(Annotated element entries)
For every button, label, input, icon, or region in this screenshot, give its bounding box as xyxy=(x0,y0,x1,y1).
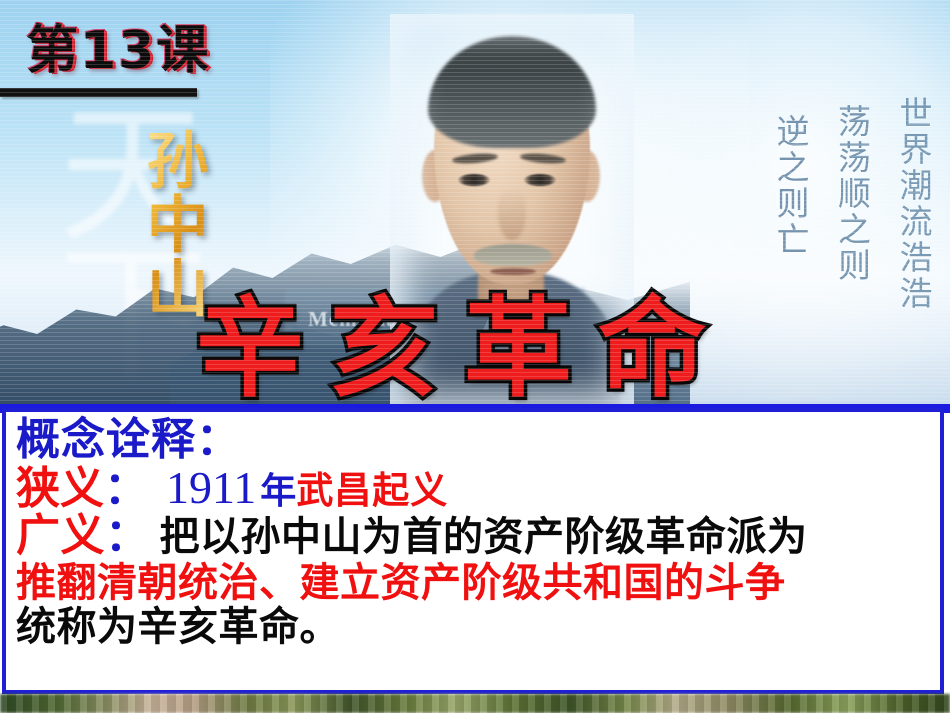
narrow-year-number: 1911 xyxy=(148,462,260,513)
narrow-definition-line: 狭义：1911年武昌起义 xyxy=(16,465,940,512)
presentation-slide: 天下 Memorial 第13课 孙中山 xyxy=(0,0,950,713)
quote-column-3: 逆之则亡 xyxy=(765,114,811,312)
narrow-label: 狭义 xyxy=(16,463,104,514)
broad-colon: ： xyxy=(105,510,150,561)
concept-lines: 概念诠释： 狭义：1911年武昌起义 广义：把以孙中山为首的资产阶级革命派为 推… xyxy=(6,412,940,648)
quote-column-2: 荡荡顺之则 xyxy=(827,104,873,312)
portrait-nose xyxy=(498,188,526,240)
broad-text-part-1: 把以孙中山为首的资产阶级革命派为 xyxy=(150,514,808,560)
chapter-label: 第13课 xyxy=(26,8,210,83)
concept-explanation-box: 概念诠释： 狭义：1911年武昌起义 广义：把以孙中山为首的资产阶级革命派为 推… xyxy=(2,408,944,694)
portrait-mustache xyxy=(474,244,552,266)
portrait-mouth xyxy=(490,268,536,275)
portrait-hair xyxy=(428,36,596,148)
narrow-colon: ： xyxy=(104,463,148,514)
narrow-year-char: 年 xyxy=(260,471,296,512)
broad-text-part-2: 推翻清朝统治、建立资产阶级共和国的斗争 xyxy=(16,563,940,604)
broad-text-part-3: 统称为辛亥革命。 xyxy=(16,607,940,648)
slide-main-title: 辛亥革命 xyxy=(196,296,732,404)
broad-definition-line-1: 广义：把以孙中山为首的资产阶级革命派为 xyxy=(16,514,940,559)
concept-heading: 概念诠释： xyxy=(16,418,940,463)
calligraphy-quote: 逆之则亡 荡荡顺之则 世界潮流浩浩 xyxy=(765,96,934,312)
broad-label: 广义 xyxy=(16,510,105,561)
narrow-event: 武昌起义 xyxy=(296,469,448,512)
quote-column-1: 世界潮流浩浩 xyxy=(888,96,934,312)
chapter-underline-rule xyxy=(0,88,197,97)
bottom-photo-strip-texture xyxy=(0,694,950,713)
portrait-eye-right xyxy=(524,174,556,186)
portrait-eye-left xyxy=(458,174,490,186)
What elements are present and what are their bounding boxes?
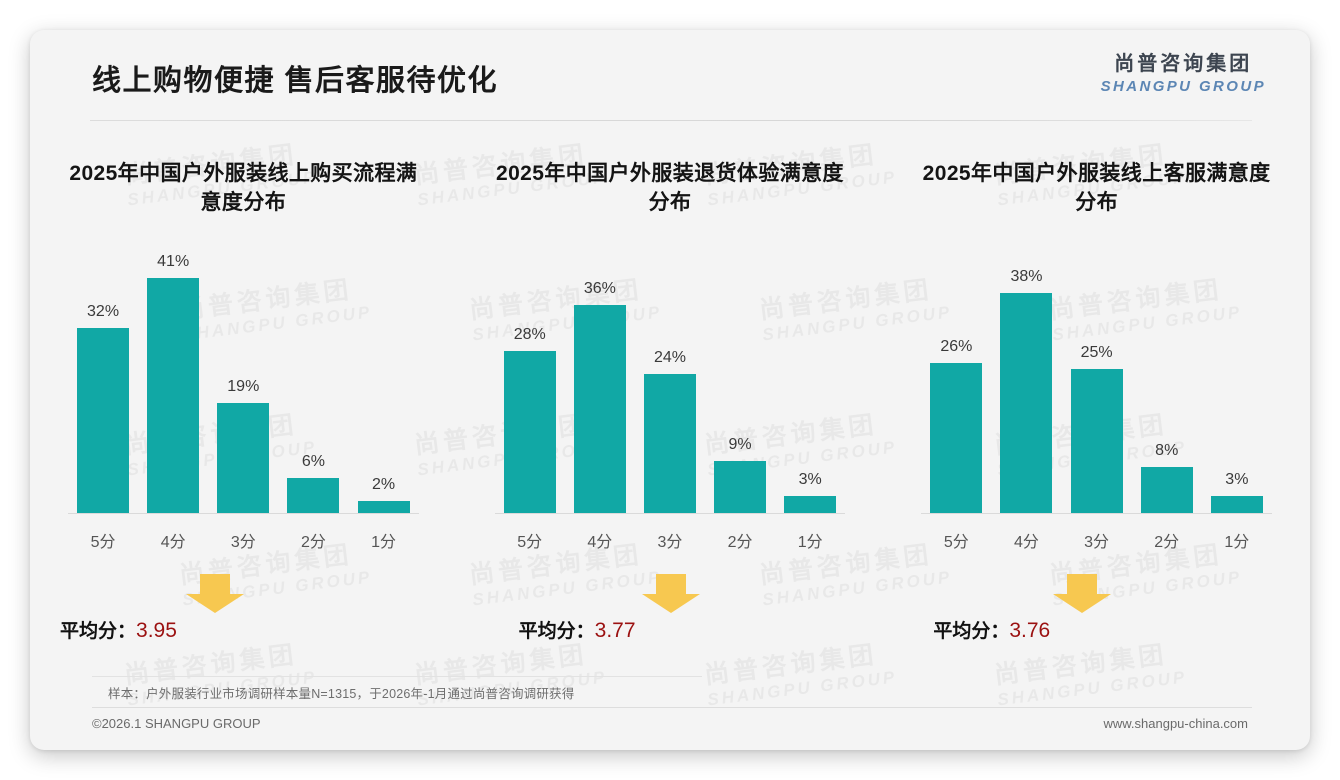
chart-plot-3: 26%38%25%8%3% <box>921 254 1272 514</box>
slide-header: 线上购物便捷 售后客服待优化 尚普咨询集团 SHANGPU GROUP <box>30 30 1310 120</box>
category-label: 3分 <box>1063 528 1130 552</box>
logo-chinese-text: 尚普咨询集团 <box>1101 54 1266 74</box>
bar-value-label: 28% <box>514 326 546 344</box>
average-block-1: 平均分：3.95 <box>30 574 457 654</box>
bar[interactable] <box>644 374 696 513</box>
footer-copyright: ©2026.1 SHANGPU GROUP <box>92 716 261 731</box>
chart-title-3: 2025年中国户外服装线上客服满意度分布 <box>913 160 1280 218</box>
footer-divider <box>92 707 1252 708</box>
average-value-2: 3.77 <box>595 619 636 642</box>
bar[interactable] <box>504 351 556 513</box>
bar[interactable] <box>930 363 982 513</box>
category-label: 4分 <box>140 528 207 552</box>
bar-slot: 9% <box>707 253 774 513</box>
category-label: 4分 <box>993 528 1060 552</box>
bar[interactable] <box>358 501 410 513</box>
charts-row: 2025年中国户外服装线上购买流程满意度分布 32%41%19%6%2% 5分4… <box>30 130 1310 654</box>
bar-slot: 3% <box>777 253 844 513</box>
category-label: 1分 <box>1204 528 1271 552</box>
chart-panel-2: 2025年中国户外服装退货体验满意度分布 28%36%24%9%3% 5分4分3… <box>457 130 884 654</box>
average-score-1: 平均分：3.95 <box>60 616 177 643</box>
bar-group-1: 32%41%19%6%2% <box>68 253 419 513</box>
bar-slot: 8% <box>1133 253 1200 513</box>
bar[interactable] <box>287 478 339 513</box>
bar[interactable] <box>1211 496 1263 513</box>
bar-slot: 3% <box>1204 253 1271 513</box>
bar-value-label: 38% <box>1010 268 1042 286</box>
category-label: 2分 <box>280 528 347 552</box>
bar[interactable] <box>574 305 626 513</box>
bar-value-label: 26% <box>940 338 972 356</box>
footer-website[interactable]: www.shangpu-china.com <box>1103 716 1248 731</box>
bar-value-label: 8% <box>1155 442 1178 460</box>
average-label-3: 平均分： <box>933 621 1009 642</box>
bar-slot: 24% <box>637 253 704 513</box>
x-axis-line-2 <box>495 513 846 514</box>
x-axis-line-1 <box>68 513 419 514</box>
bar-value-label: 24% <box>654 349 686 367</box>
page-title: 线上购物便捷 售后客服待优化 <box>92 57 498 99</box>
down-arrow-icon <box>184 574 246 614</box>
category-label: 1分 <box>350 528 417 552</box>
footnote-divider <box>92 676 702 677</box>
category-label: 4分 <box>567 528 634 552</box>
category-label: 5分 <box>496 528 563 552</box>
bar-value-label: 3% <box>799 471 822 489</box>
bar-slot: 28% <box>496 253 563 513</box>
bar-group-2: 28%36%24%9%3% <box>495 253 846 513</box>
bar-slot: 36% <box>567 253 634 513</box>
bar[interactable] <box>217 403 269 513</box>
category-label: 1分 <box>777 528 844 552</box>
bar-slot: 19% <box>210 253 277 513</box>
chart-panel-3: 2025年中国户外服装线上客服满意度分布 26%38%25%8%3% 5分4分3… <box>883 130 1310 654</box>
bar[interactable] <box>1071 369 1123 513</box>
average-block-2: 平均分：3.77 <box>457 574 884 654</box>
bar[interactable] <box>1000 293 1052 513</box>
category-label: 2分 <box>707 528 774 552</box>
bar[interactable] <box>77 328 129 513</box>
bar-slot: 6% <box>280 253 347 513</box>
category-labels-1: 5分4分3分2分1分 <box>68 514 419 552</box>
average-score-2: 平均分：3.77 <box>519 616 636 643</box>
bar-value-label: 3% <box>1225 471 1248 489</box>
average-block-3: 平均分：3.76 <box>883 574 1310 654</box>
bar-slot: 26% <box>923 253 990 513</box>
bar-slot: 25% <box>1063 253 1130 513</box>
category-labels-3: 5分4分3分2分1分 <box>921 514 1272 552</box>
chart-title-2: 2025年中国户外服装退货体验满意度分布 <box>487 160 854 218</box>
average-value-3: 3.76 <box>1009 619 1050 642</box>
x-axis-line-3 <box>921 513 1272 514</box>
chart-plot-2: 28%36%24%9%3% <box>495 254 846 514</box>
bar[interactable] <box>714 461 766 513</box>
bar-slot: 41% <box>140 253 207 513</box>
slide-footer: ©2026.1 SHANGPU GROUP www.shangpu-china.… <box>30 716 1310 750</box>
bar-value-label: 32% <box>87 303 119 321</box>
slide: 线上购物便捷 售后客服待优化 尚普咨询集团 SHANGPU GROUP 尚普咨询… <box>30 30 1310 750</box>
bar-value-label: 25% <box>1081 344 1113 362</box>
category-label: 5分 <box>70 528 137 552</box>
bar[interactable] <box>1141 467 1193 513</box>
bar-value-label: 2% <box>372 476 395 494</box>
bar-group-3: 26%38%25%8%3% <box>921 253 1272 513</box>
category-label: 3分 <box>210 528 277 552</box>
footnote-text: 样本：户外服装行业市场调研样本量N=1315，于2026年-1月通过尚普咨询调研… <box>108 683 574 702</box>
category-label: 5分 <box>923 528 990 552</box>
down-arrow-icon <box>1051 574 1113 614</box>
average-value-1: 3.95 <box>136 619 177 642</box>
bar[interactable] <box>147 278 199 513</box>
category-label: 3分 <box>637 528 704 552</box>
bar-value-label: 41% <box>157 253 189 271</box>
chart-title-1: 2025年中国户外服装线上购买流程满意度分布 <box>60 160 427 218</box>
average-label-1: 平均分： <box>60 621 136 642</box>
bar-value-label: 6% <box>302 453 325 471</box>
bar-value-label: 19% <box>227 378 259 396</box>
brand-logo: 尚普咨询集团 SHANGPU GROUP <box>1101 54 1266 94</box>
chart-plot-1: 32%41%19%6%2% <box>68 254 419 514</box>
category-label: 2分 <box>1133 528 1200 552</box>
logo-english-text: SHANGPU GROUP <box>1101 79 1266 94</box>
down-arrow-icon <box>640 574 702 614</box>
bar-value-label: 36% <box>584 280 616 298</box>
bar-slot: 32% <box>70 253 137 513</box>
bar-value-label: 9% <box>729 436 752 454</box>
average-label-2: 平均分： <box>519 621 595 642</box>
bar-slot: 2% <box>350 253 417 513</box>
header-divider <box>90 120 1252 121</box>
chart-panel-1: 2025年中国户外服装线上购买流程满意度分布 32%41%19%6%2% 5分4… <box>30 130 457 654</box>
average-score-3: 平均分：3.76 <box>933 616 1050 643</box>
bar-slot: 38% <box>993 253 1060 513</box>
bar[interactable] <box>784 496 836 513</box>
category-labels-2: 5分4分3分2分1分 <box>495 514 846 552</box>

> _REQUIRED WORK_
Please turn the lines from the line with "chart-plot-3: 26%38%25%8%3% <box>921" through the line with "bar[interactable] <box>358 501 410 513</box>" into a Markdown table with the columns Row and Entry line, numbering each row and leaving out blank lines.

> _THE RESPONSE_
| Row | Entry line |
|---|---|
| 1 | chart-plot-3: 26%38%25%8%3% <box>921 254 1272 514</box> |
| 2 | slide-header: 线上购物便捷 售后客服待优化 尚普咨询集团 SHANGPU GROUP <box>30 30 1310 120</box> |
| 3 | category-label: 3分 <box>1063 528 1130 552</box> |
| 4 | logo-chinese-text: 尚普咨询集团 <box>1101 54 1266 74</box> |
| 5 | bar-value-label: 28% <box>514 326 546 344</box> |
| 6 | average-block-1: 平均分：3.95 <box>30 574 457 654</box> |
| 7 | bar[interactable] <box>644 374 696 513</box> |
| 8 | footer-copyright: ©2026.1 SHANGPU GROUP <box>92 716 261 731</box> |
| 9 | chart-title-3: 2025年中国户外服装线上客服满意度分布 <box>913 160 1280 218</box> |
| 10 | footer-divider <box>92 707 1252 708</box> |
| 11 | average-value-2: 3.77 <box>595 619 636 642</box> |
| 12 | bar[interactable] <box>504 351 556 513</box> |
| 13 | bar[interactable] <box>930 363 982 513</box> |
| 14 | category-label: 4分 <box>140 528 207 552</box> |
| 15 | bar-slot: 9% <box>707 253 774 513</box> |
| 16 | category-label: 4分 <box>993 528 1060 552</box> |
| 17 | bar[interactable] <box>358 501 410 513</box> |